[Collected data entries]
━━━━━━━━━━━━━━━━━━━━━━━━━━━━━━
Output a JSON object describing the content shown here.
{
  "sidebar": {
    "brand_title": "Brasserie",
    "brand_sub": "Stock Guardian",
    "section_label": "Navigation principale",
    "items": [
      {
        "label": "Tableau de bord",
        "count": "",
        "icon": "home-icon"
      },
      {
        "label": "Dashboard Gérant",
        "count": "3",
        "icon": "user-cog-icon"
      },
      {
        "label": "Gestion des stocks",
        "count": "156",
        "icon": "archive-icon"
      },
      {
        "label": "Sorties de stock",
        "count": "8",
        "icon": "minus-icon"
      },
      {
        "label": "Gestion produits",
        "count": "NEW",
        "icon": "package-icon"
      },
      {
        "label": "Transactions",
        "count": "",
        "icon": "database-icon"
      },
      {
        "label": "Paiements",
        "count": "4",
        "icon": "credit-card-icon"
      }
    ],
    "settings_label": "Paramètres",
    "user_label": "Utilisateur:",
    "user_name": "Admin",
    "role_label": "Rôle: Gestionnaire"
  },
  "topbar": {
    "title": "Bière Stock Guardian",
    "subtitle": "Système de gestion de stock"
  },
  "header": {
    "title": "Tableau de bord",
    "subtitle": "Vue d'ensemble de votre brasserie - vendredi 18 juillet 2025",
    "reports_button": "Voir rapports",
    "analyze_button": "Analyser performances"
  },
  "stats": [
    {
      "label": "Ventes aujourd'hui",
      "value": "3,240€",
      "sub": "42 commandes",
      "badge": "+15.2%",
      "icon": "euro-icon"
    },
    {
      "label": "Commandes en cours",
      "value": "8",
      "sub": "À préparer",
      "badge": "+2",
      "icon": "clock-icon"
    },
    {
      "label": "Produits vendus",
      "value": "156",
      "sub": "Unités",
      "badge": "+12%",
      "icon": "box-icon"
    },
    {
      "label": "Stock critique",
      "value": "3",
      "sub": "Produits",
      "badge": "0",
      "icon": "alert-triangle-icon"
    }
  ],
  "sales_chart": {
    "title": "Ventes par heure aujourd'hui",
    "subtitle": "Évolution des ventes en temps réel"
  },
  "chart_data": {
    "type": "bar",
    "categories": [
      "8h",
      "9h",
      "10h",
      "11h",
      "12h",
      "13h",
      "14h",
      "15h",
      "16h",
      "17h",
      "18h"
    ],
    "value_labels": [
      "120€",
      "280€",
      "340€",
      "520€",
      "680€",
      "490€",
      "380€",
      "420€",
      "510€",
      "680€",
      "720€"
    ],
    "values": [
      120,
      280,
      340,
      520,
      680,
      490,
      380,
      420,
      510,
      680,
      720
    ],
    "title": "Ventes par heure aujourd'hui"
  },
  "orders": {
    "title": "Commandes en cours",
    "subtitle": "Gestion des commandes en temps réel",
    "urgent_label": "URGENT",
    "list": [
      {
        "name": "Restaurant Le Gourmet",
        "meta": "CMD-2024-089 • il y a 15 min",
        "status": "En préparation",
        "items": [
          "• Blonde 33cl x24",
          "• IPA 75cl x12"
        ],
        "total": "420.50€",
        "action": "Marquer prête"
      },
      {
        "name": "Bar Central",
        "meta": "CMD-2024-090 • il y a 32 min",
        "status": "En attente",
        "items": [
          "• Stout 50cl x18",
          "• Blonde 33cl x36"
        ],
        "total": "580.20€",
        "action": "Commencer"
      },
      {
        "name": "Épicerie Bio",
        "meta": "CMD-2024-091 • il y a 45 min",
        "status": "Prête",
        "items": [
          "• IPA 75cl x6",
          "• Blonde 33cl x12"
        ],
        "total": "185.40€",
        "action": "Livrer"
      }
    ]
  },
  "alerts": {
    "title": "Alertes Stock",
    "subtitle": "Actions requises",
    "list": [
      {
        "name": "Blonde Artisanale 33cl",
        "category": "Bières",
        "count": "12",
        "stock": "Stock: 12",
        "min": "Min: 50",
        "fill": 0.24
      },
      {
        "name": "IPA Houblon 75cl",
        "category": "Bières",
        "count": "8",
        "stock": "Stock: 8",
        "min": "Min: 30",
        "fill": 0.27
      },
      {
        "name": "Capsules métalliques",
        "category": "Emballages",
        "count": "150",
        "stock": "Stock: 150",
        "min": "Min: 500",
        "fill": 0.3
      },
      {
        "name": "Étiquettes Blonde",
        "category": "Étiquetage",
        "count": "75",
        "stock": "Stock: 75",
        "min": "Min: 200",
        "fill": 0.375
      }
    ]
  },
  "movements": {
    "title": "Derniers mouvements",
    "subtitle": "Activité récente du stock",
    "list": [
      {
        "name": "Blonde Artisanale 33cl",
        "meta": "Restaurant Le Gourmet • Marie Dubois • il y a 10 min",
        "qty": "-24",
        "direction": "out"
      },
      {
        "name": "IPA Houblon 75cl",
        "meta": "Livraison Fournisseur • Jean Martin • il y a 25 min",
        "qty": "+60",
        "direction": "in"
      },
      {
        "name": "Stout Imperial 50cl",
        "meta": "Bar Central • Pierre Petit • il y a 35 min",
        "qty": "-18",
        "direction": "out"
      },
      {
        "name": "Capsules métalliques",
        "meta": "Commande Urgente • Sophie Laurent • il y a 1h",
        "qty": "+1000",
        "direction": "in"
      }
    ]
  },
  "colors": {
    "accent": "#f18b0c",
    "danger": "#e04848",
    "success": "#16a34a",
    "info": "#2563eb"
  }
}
━━━━━━━━━━━━━━━━━━━━━━━━━━━━━━
Transcribe all of the lines in the records precisely.

## Solution for this exercise
Output a JSON object describing the content shown here.
{
  "sidebar": {
    "brand_title": "Brasserie",
    "brand_sub": "Stock Guardian",
    "section_label": "Navigation principale",
    "items": [
      {
        "label": "Tableau de bord",
        "count": "",
        "icon": "home-icon"
      },
      {
        "label": "Dashboard Gérant",
        "count": "3",
        "icon": "user-cog-icon"
      },
      {
        "label": "Gestion des stocks",
        "count": "156",
        "icon": "archive-icon"
      },
      {
        "label": "Sorties de stock",
        "count": "8",
        "icon": "minus-icon"
      },
      {
        "label": "Gestion produits",
        "count": "NEW",
        "icon": "package-icon"
      },
      {
        "label": "Transactions",
        "count": "",
        "icon": "database-icon"
      },
      {
        "label": "Paiements",
        "count": "4",
        "icon": "credit-card-icon"
      }
    ],
    "settings_label": "Paramètres",
    "user_label": "Utilisateur:",
    "user_name": "Admin",
    "role_label": "Rôle: Gestionnaire"
  },
  "topbar": {
    "title": "Bière Stock Guardian",
    "subtitle": "Système de gestion de stock"
  },
  "header": {
    "title": "Tableau de bord",
    "subtitle": "Vue d'ensemble de votre brasserie - vendredi 18 juillet 2025",
    "reports_button": "Voir rapports",
    "analyze_button": "Analyser performances"
  },
  "stats": [
    {
      "label": "Ventes aujourd'hui",
      "value": "3,240€",
      "sub": "42 commandes",
      "badge": "+15.2%",
      "icon": "euro-icon"
    },
    {
      "label": "Commandes en cours",
      "value": "8",
      "sub": "À préparer",
      "badge": "+2",
      "icon": "clock-icon"
    },
    {
      "label": "Produits vendus",
      "value": "156",
      "sub": "Unités",
      "badge": "+12%",
      "icon": "box-icon"
    },
    {
      "label": "Stock critique",
      "value": "3",
      "sub": "Produits",
      "badge": "0",
      "icon": "alert-triangle-icon"
    }
  ],
  "sales_chart": {
    "title": "Ventes par heure aujourd'hui",
    "subtitle": "Évolution des ventes en temps réel"
  },
  "chart_data": {
    "type": "bar",
    "categories": [
      "8h",
      "9h",
      "10h",
      "11h",
      "12h",
      "13h",
      "14h",
      "15h",
      "16h",
      "17h",
      "18h"
    ],
    "value_labels": [
      "120€",
      "280€",
      "340€",
      "520€",
      "680€",
      "490€",
      "380€",
      "420€",
      "510€",
      "680€",
      "720€"
    ],
    "values": [
      120,
      280,
      340,
      520,
      680,
      490,
      380,
      420,
      510,
      680,
      720
    ],
    "title": "Ventes par heure aujourd'hui"
  },
  "orders": {
    "title": "Commandes en cours",
    "subtitle": "Gestion des commandes en temps réel",
    "urgent_label": "URGENT",
    "list": [
      {
        "name": "Restaurant Le Gourmet",
        "meta": "CMD-2024-089 • il y a 15 min",
        "status": "En préparation",
        "items": [
          "• Blonde 33cl x24",
          "• IPA 75cl x12"
        ],
        "total": "420.50€",
        "action": "Marquer prête"
      },
      {
        "name": "Bar Central",
        "meta": "CMD-2024-090 • il y a 32 min",
        "status": "En attente",
        "items": [
          "• Stout 50cl x18",
          "• Blonde 33cl x36"
        ],
        "total": "580.20€",
        "action": "Commencer"
      },
      {
        "name": "Épicerie Bio",
        "meta": "CMD-2024-091 • il y a 45 min",
        "status": "Prête",
        "items": [
          "• IPA 75cl x6",
          "• Blonde 33cl x12"
        ],
        "total": "185.40€",
        "action": "Livrer"
      }
    ]
  },
  "alerts": {
    "title": "Alertes Stock",
    "subtitle": "Actions requises",
    "list": [
      {
        "name": "Blonde Artisanale 33cl",
        "category": "Bières",
        "count": "12",
        "stock": "Stock: 12",
        "min": "Min: 50",
        "fill": 0.24
      },
      {
        "name": "IPA Houblon 75cl",
        "category": "Bières",
        "count": "8",
        "stock": "Stock: 8",
        "min": "Min: 30",
        "fill": 0.27
      },
      {
        "name": "Capsules métalliques",
        "category": "Emballages",
        "count": "150",
        "stock": "Stock: 150",
        "min": "Min: 500",
        "fill": 0.3
      },
      {
        "name": "Étiquettes Blonde",
        "category": "Étiquetage",
        "count": "75",
        "stock": "Stock: 75",
        "min": "Min: 200",
        "fill": 0.375
      }
    ]
  },
  "movements": {
    "title": "Derniers mouvements",
    "subtitle": "Activité récente du stock",
    "list": [
      {
        "name": "Blonde Artisanale 33cl",
        "meta": "Restaurant Le Gourmet • Marie Dubois • il y a 10 min",
        "qty": "-24",
        "direction": "out"
      },
      {
        "name": "IPA Houblon 75cl",
        "meta": "Livraison Fournisseur • Jean Martin • il y a 25 min",
        "qty": "+60",
        "direction": "in"
      },
      {
        "name": "Stout Imperial 50cl",
        "meta": "Bar Central • Pierre Petit • il y a 35 min",
        "qty": "-18",
        "direction": "out"
      },
      {
        "name": "Capsules métalliques",
        "meta": "Commande Urgente • Sophie Laurent • il y a 1h",
        "qty": "+1000",
        "direction": "in"
      }
    ]
  },
  "colors": {
    "accent": "#f18b0c",
    "danger": "#e04848",
    "success": "#16a34a",
    "info": "#2563eb"
  }
}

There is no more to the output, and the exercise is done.